[EXERCISE INSTRUCTIONS]
Only the number is wanted: how many lines in the data contain "Read"?

## START

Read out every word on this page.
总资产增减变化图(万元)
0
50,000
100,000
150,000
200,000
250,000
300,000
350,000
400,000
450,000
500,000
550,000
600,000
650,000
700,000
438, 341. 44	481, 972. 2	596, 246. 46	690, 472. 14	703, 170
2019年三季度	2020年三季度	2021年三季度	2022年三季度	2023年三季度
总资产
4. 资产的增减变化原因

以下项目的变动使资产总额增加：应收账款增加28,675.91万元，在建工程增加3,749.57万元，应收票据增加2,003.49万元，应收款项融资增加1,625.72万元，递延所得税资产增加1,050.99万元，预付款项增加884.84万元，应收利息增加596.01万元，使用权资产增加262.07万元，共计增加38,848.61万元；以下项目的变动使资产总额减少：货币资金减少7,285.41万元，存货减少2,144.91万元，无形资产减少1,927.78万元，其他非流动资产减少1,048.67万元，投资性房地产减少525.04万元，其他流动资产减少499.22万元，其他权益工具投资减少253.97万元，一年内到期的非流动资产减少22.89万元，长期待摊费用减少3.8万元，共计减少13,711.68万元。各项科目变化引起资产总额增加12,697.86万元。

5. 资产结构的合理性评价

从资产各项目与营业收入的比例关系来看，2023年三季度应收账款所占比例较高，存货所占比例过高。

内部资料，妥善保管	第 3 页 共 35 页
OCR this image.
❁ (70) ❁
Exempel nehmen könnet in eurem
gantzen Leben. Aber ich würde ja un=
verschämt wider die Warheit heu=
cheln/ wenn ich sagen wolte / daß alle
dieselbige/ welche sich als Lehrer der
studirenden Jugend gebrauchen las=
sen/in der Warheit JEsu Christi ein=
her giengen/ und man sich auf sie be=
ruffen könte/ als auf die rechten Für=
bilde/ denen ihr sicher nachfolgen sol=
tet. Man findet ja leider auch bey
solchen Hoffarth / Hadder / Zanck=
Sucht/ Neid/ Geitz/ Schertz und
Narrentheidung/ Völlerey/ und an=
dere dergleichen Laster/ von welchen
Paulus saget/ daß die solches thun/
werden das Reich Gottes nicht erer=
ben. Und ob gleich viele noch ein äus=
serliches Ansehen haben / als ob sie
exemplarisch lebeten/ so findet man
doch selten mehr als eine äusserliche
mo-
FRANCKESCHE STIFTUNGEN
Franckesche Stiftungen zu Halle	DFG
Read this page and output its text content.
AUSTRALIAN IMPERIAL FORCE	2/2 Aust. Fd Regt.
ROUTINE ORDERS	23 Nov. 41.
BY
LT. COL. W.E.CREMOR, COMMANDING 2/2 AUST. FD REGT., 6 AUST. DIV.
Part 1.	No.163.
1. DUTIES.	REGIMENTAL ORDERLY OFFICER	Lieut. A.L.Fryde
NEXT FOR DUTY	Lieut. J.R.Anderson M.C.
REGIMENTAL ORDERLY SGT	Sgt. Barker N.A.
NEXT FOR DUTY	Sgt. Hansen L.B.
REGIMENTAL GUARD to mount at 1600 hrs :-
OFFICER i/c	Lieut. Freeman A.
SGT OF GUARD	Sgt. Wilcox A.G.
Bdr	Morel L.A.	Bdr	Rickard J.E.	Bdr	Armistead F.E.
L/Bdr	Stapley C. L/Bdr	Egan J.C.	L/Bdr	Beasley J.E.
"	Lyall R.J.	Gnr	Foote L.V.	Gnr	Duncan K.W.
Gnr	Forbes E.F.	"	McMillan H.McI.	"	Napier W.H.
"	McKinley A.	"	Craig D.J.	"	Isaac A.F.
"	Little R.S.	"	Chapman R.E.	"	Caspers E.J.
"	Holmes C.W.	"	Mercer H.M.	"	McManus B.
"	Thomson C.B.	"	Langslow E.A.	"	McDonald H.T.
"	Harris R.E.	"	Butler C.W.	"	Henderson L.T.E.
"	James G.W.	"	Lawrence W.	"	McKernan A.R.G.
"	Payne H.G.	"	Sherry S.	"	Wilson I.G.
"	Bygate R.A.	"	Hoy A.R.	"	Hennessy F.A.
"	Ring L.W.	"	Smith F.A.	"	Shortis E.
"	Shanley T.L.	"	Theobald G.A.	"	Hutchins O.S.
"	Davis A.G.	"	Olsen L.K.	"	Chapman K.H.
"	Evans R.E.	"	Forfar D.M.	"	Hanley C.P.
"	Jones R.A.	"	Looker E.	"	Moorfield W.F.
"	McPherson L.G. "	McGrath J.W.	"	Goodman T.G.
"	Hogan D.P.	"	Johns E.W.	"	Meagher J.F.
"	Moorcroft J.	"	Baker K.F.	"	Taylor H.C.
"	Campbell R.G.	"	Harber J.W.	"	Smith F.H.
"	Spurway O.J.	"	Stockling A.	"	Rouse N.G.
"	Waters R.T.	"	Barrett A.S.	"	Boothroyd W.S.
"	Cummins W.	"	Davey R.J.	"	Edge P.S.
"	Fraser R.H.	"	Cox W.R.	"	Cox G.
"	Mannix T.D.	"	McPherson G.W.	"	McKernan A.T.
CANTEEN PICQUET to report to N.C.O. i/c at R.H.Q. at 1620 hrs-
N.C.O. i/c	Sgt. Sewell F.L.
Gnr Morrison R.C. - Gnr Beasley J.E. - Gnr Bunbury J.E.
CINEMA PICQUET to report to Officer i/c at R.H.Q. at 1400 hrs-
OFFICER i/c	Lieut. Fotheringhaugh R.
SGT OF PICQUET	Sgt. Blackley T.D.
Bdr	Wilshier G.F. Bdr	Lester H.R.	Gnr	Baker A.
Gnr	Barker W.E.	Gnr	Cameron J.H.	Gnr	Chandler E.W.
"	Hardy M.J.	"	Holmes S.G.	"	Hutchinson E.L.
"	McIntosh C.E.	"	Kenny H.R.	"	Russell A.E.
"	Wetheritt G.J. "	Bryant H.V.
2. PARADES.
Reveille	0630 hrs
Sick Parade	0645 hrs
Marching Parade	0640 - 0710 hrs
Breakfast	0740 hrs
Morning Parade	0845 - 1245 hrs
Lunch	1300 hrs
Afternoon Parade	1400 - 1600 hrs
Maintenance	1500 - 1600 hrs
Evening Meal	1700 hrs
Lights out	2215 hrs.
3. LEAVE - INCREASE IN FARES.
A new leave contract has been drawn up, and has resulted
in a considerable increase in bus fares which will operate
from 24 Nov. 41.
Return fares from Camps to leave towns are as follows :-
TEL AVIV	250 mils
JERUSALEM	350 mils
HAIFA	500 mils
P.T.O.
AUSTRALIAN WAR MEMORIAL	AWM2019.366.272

## END

[OUTPUT OF THE TASK]
2